** start of Supplied material **
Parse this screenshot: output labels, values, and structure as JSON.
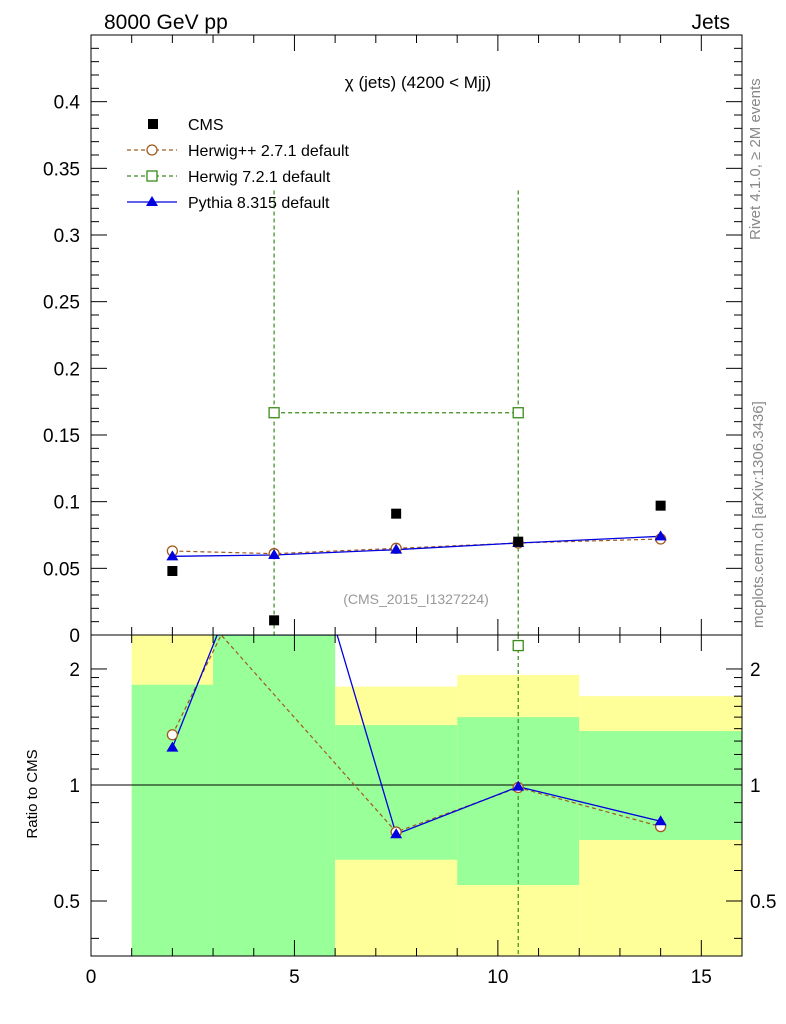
{
  "header": {
    "left": "8000 GeV pp",
    "right": "Jets"
  },
  "side_labels": {
    "top": "Rivet 4.1.0, ≥ 2M events",
    "bottom": "mcplots.cern.ch [arXiv:1306.3436]"
  },
  "chart_data": {
    "type": "scatter",
    "title": "χ (jets) (4200 < Mjj)",
    "watermark": "(CMS_2015_I1327224)",
    "xlabel": "",
    "ylabel": "",
    "xlim": [
      0,
      16
    ],
    "ylim": [
      0,
      0.45
    ],
    "xticks": [
      0,
      5,
      10,
      15
    ],
    "yticks": [
      0.05,
      0.1,
      0.15,
      0.2,
      0.25,
      0.3,
      0.35,
      0.4
    ],
    "ytick_labels": [
      "0.05",
      "0.1",
      "0.15",
      "0.2",
      "0.25",
      "0.3",
      "0.35",
      "0.4"
    ],
    "y_zero_label": "0",
    "legend_position": "top-left",
    "series": [
      {
        "name": "CMS",
        "color": "#000000",
        "marker": "square-filled",
        "line": "none",
        "x": [
          2,
          4.5,
          7.5,
          10.5,
          14
        ],
        "y": [
          0.048,
          0.011,
          0.091,
          0.07,
          0.097
        ]
      },
      {
        "name": "Herwig++ 2.7.1 default",
        "color": "#a05a1e",
        "marker": "circle-open",
        "line": "dashed",
        "x": [
          2,
          4.5,
          7.5,
          10.5,
          14
        ],
        "y": [
          0.063,
          0.061,
          0.065,
          0.069,
          0.072
        ]
      },
      {
        "name": "Herwig 7.2.1 default",
        "color": "#3a8c1a",
        "marker": "square-open",
        "line": "dashed",
        "x": [
          4.5,
          10.5
        ],
        "y": [
          0.1667,
          0.1667
        ],
        "yerr_up": [
          0.1667,
          0.1667
        ],
        "yerr_down": [
          0.1667,
          0.1667
        ]
      },
      {
        "name": "Pythia 8.315 default",
        "color": "#0000e0",
        "marker": "triangle-filled",
        "line": "solid",
        "x": [
          2,
          4.5,
          7.5,
          10.5,
          14
        ],
        "y": [
          0.059,
          0.06,
          0.064,
          0.069,
          0.074
        ]
      }
    ],
    "ratio": {
      "ylabel": "Ratio to CMS",
      "ylim": [
        0.36,
        2.45
      ],
      "yscale": "log",
      "yticks": [
        0.5,
        1,
        2
      ],
      "ytick_labels": [
        "0.5",
        "1",
        "2"
      ],
      "reference_line": 1,
      "bands": [
        {
          "xlo": 1,
          "xhi": 3,
          "green_lo": 0.36,
          "green_hi": 1.82,
          "yellow_lo": 0.36,
          "yellow_hi": 2.45
        },
        {
          "xlo": 3,
          "xhi": 6,
          "green_lo": 0.36,
          "green_hi": 2.45,
          "yellow_lo": 0.36,
          "yellow_hi": 2.45
        },
        {
          "xlo": 6,
          "xhi": 9,
          "green_lo": 0.64,
          "green_hi": 1.43,
          "yellow_lo": 0.36,
          "yellow_hi": 1.8
        },
        {
          "xlo": 9,
          "xhi": 12,
          "green_lo": 0.55,
          "green_hi": 1.5,
          "yellow_lo": 0.36,
          "yellow_hi": 1.93
        },
        {
          "xlo": 12,
          "xhi": 16,
          "green_lo": 0.72,
          "green_hi": 1.38,
          "yellow_lo": 0.36,
          "yellow_hi": 1.7
        }
      ],
      "series": [
        {
          "name": "Herwig++ 2.7.1 default",
          "x": [
            2,
            3.2,
            7.5,
            10.5,
            14
          ],
          "y": [
            1.35,
            2.45,
            0.755,
            0.985,
            0.78
          ]
        },
        {
          "name": "Herwig 7.2.1 default",
          "x": [
            10.5
          ],
          "y": [
            2.3
          ]
        },
        {
          "name": "Pythia 8.315 default",
          "x": [
            2,
            3.1,
            6.05,
            7.5,
            10.5,
            14
          ],
          "y": [
            1.25,
            2.45,
            2.45,
            0.745,
            0.99,
            0.805
          ]
        }
      ]
    }
  }
}
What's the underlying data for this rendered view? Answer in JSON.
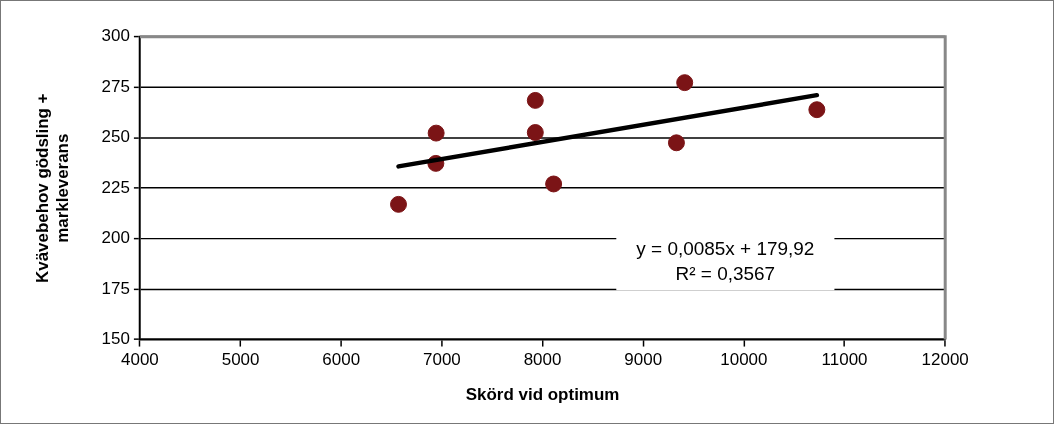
** end of Supplied material **
§ **What is required**
Return only those lines of the records that contain the string "this".

§ **Task result**
Parse this screenshot: output labels, values, and structure as JSON.
What's the underlying data for this rendered view? Answer in JSON.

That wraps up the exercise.